# Tareas del ejercicio:
1 – Enumera los especialistas cuya atención suscitan las creaciones e intuiciones de Paz, según el texto sobre Octavio Paz.
2 – Según el texto sobre Octavio Paz, ¿cómo solía denominarse el espacio prestigioso y cosmopolita en el que Paz logró colocarse como interlocutor?
3 – Prosigue el texto sobre Octavio Paz a partir de su última oración.

# Texto citado:
────────────────

Póstuma política |
Octavio
Paz: rencillas desde la tumba. Octavio
Paz fue uno de los selectos autores del orbe hispánico que, durante el
siglo pasado, logró colocarse como interlocutor en ese espacio
prestigioso y cosmopolita que solía denominarse “el banquete de la
civilización”. A la vez, Paz fue un autor profundamente enraizado a su
circunstancia, un pensador y tribuno que estimuló un permanente y
acalorado debate en México. ¿Cómo se lee y cómo se percibe a Octavio
Paz a diez años de su muerte? Dada la variedad, profundidad y resonancia
de su obra, Paz es nuestra presencia intelectual más notable en el mundo
y probablemente seguirá siendo uno de los autores mexicanos que genere más
amplio interés académico, pues sus creaciones e intuiciones abrieron
vetas en distintas disciplinas y suscitan la atención tanto del crítico
literario como del historiador, el politólogo o el antropólogo.

────────────────

# Listado de datos:
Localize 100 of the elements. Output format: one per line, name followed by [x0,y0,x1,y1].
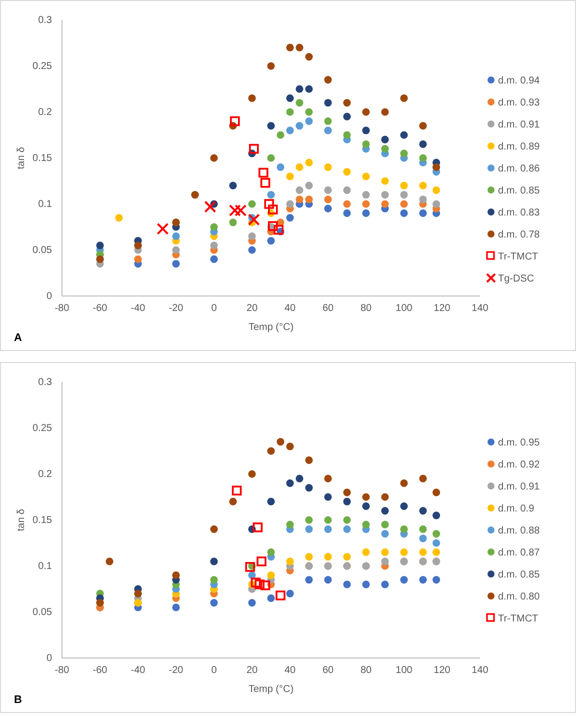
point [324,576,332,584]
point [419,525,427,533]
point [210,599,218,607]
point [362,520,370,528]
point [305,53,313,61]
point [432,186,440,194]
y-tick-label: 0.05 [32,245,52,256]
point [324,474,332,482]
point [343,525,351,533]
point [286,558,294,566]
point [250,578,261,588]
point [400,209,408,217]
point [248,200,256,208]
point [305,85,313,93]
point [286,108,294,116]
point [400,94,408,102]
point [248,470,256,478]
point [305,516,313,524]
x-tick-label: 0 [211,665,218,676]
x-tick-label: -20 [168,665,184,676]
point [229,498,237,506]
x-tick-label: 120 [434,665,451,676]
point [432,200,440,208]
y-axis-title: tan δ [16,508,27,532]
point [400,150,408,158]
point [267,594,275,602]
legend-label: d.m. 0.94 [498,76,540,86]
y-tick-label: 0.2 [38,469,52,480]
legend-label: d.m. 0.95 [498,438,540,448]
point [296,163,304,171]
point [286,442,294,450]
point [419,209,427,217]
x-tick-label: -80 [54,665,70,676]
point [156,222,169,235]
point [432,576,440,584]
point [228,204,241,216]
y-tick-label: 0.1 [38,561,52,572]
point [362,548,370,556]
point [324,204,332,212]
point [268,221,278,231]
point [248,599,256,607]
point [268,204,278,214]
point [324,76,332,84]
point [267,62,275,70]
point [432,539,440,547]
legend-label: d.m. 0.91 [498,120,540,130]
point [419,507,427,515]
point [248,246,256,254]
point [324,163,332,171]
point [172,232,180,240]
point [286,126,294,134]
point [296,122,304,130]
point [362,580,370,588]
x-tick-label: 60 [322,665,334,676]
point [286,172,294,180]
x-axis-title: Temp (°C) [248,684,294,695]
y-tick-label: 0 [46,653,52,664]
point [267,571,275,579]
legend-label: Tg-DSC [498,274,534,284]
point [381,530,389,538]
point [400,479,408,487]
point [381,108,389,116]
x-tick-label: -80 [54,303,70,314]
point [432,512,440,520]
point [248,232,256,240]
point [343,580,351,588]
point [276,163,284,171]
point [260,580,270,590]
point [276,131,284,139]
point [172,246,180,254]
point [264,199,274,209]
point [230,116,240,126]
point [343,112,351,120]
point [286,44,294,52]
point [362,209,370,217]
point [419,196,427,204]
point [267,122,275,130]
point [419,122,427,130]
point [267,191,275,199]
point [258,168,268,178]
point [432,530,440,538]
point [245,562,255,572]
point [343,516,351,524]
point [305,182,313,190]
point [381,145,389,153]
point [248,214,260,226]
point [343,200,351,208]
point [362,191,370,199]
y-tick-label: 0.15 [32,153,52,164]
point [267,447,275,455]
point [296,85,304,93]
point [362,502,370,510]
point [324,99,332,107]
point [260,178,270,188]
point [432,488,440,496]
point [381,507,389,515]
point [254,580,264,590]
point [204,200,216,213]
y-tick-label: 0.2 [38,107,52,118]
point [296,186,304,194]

────────────────

# Lista de respuestas:
1 – El crítico literario, el historiador, el politólogo y el antropólogo.

2 – Solía denominarse “el banquete de la civilización”.

3 –
No
obstante, en México Octavio Paz sigue siendo un caso de controversia y
genera reacciones extremas. Hace
muy poco, por ejemplo, el escritor se volvió nuevamente objeto póstumo
de polémica cuando una comisión de diputados denegó una iniciativa para
inscribir su nombre en el recinto legislativo, como se ha hecho con otras
personalidades ilustres. La discusión y los argumentos esgrimidos por los
legisladores parecerían una muestra más del humor involuntario con que
muchos parlamentarios deleitan a su infortunado público cautivo. Sin
embargo, más allá de su bajo nivel, el incidente revela una vieja
factura hacia el escritor y, sobre todo, muestra la ambivalente relación
entre el poder temporal de los políticos y el poder espiritual,
delegado a los intelectuales. Como
señala Paul Bénichou en su clásico La consagración del escritor,
una vez que el influjo de la religión decae, los
estamentos artísticos e intelectuales se erigen como los nuevos
representantes del poder espiritual.
El mundo del arte y del intelecto se constituye gradualmente, en
palabras de Michel Winok, en un “contrapoder laico” que crece en
paralelo al Estado y la Iglesia y que adquiere su autonomía relativa
gracias a la creación de un mercado para la cultura.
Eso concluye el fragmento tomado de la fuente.